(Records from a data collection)
—————

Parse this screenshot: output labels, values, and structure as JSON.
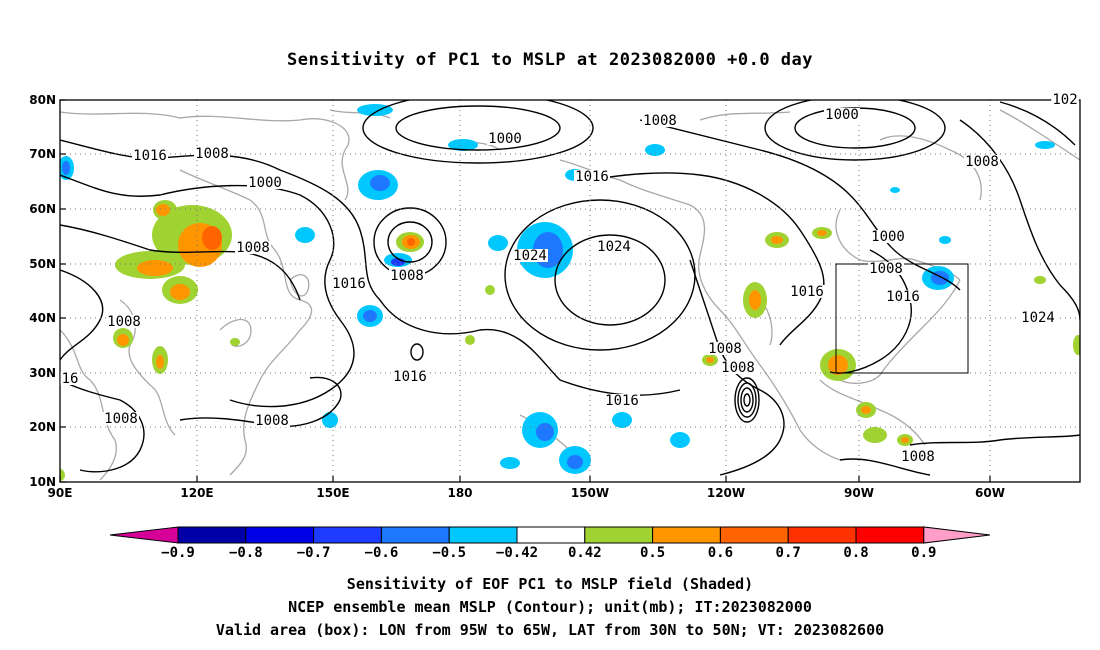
{
  "title": "Sensitivity of PC1 to MSLP at 2023082000 +0.0 day",
  "map": {
    "lon_range": [
      "90E",
      "30W"
    ],
    "lat_range": [
      "10N",
      "80N"
    ],
    "lat_ticks": [
      "80N",
      "70N",
      "60N",
      "50N",
      "40N",
      "30N",
      "20N",
      "10N"
    ],
    "lon_ticks": [
      "90E",
      "120E",
      "150E",
      "180",
      "150W",
      "120W",
      "90W",
      "60W"
    ],
    "grid": "dotted",
    "box": {
      "lon": [
        "95W",
        "65W"
      ],
      "lat": [
        "30N",
        "50N"
      ]
    }
  },
  "contour_labels": [
    "1000",
    "1000",
    "1000",
    "1000",
    "1008",
    "1008",
    "1008",
    "1008",
    "1008",
    "1008",
    "1008",
    "1008",
    "1008",
    "1008",
    "1008",
    "1008",
    "1016",
    "1016",
    "1016",
    "1016",
    "1016",
    "1016",
    "1016",
    "16",
    "1024",
    "1024",
    "1024",
    "102"
  ],
  "colorbar": {
    "labels": [
      "−0.9",
      "−0.8",
      "−0.7",
      "−0.6",
      "−0.5",
      "−0.42",
      "0.42",
      "0.5",
      "0.6",
      "0.7",
      "0.8",
      "0.9"
    ],
    "colors": [
      "#d60099",
      "#0000a8",
      "#0000e6",
      "#1e3cff",
      "#1e78ff",
      "#00c8ff",
      "#ffffff",
      "#a0d232",
      "#ff9600",
      "#ff6400",
      "#ff3200",
      "#ff0000",
      "#ff9ec8"
    ]
  },
  "shading_colors": {
    "blue_light": "#00c8ff",
    "blue_mid": "#1e78ff",
    "blue_dark": "#1e3cff",
    "green": "#a0d232",
    "orange": "#ff9600",
    "red_orange": "#ff6400"
  },
  "captions": [
    "Sensitivity of EOF PC1 to MSLP field (Shaded)",
    "NCEP ensemble mean MSLP (Contour); unit(mb); IT:2023082000",
    "Valid area (box): LON from 95W to 65W, LAT from 30N to 50N; VT: 2023082600"
  ]
}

—————

**Challenge**. Output the material word for word, omitting its pictures.

**Task result**.
Parse this screenshot: output labels, values, and structure as JSON.
{
  "title": "Sensitivity of PC1 to MSLP at 2023082000 +0.0 day",
  "map": {
    "lon_range": [
      "90E",
      "30W"
    ],
    "lat_range": [
      "10N",
      "80N"
    ],
    "lat_ticks": [
      "80N",
      "70N",
      "60N",
      "50N",
      "40N",
      "30N",
      "20N",
      "10N"
    ],
    "lon_ticks": [
      "90E",
      "120E",
      "150E",
      "180",
      "150W",
      "120W",
      "90W",
      "60W"
    ],
    "grid": "dotted",
    "box": {
      "lon": [
        "95W",
        "65W"
      ],
      "lat": [
        "30N",
        "50N"
      ]
    }
  },
  "contour_labels": [
    "1000",
    "1000",
    "1000",
    "1000",
    "1008",
    "1008",
    "1008",
    "1008",
    "1008",
    "1008",
    "1008",
    "1008",
    "1008",
    "1008",
    "1008",
    "1008",
    "1016",
    "1016",
    "1016",
    "1016",
    "1016",
    "1016",
    "1016",
    "16",
    "1024",
    "1024",
    "1024",
    "102"
  ],
  "colorbar": {
    "labels": [
      "−0.9",
      "−0.8",
      "−0.7",
      "−0.6",
      "−0.5",
      "−0.42",
      "0.42",
      "0.5",
      "0.6",
      "0.7",
      "0.8",
      "0.9"
    ],
    "colors": [
      "#d60099",
      "#0000a8",
      "#0000e6",
      "#1e3cff",
      "#1e78ff",
      "#00c8ff",
      "#ffffff",
      "#a0d232",
      "#ff9600",
      "#ff6400",
      "#ff3200",
      "#ff0000",
      "#ff9ec8"
    ]
  },
  "shading_colors": {
    "blue_light": "#00c8ff",
    "blue_mid": "#1e78ff",
    "blue_dark": "#1e3cff",
    "green": "#a0d232",
    "orange": "#ff9600",
    "red_orange": "#ff6400"
  },
  "captions": [
    "Sensitivity of EOF PC1 to MSLP field (Shaded)",
    "NCEP ensemble mean MSLP (Contour); unit(mb); IT:2023082000",
    "Valid area (box): LON from 95W to 65W, LAT from 30N to 50N; VT: 2023082600"
  ]
}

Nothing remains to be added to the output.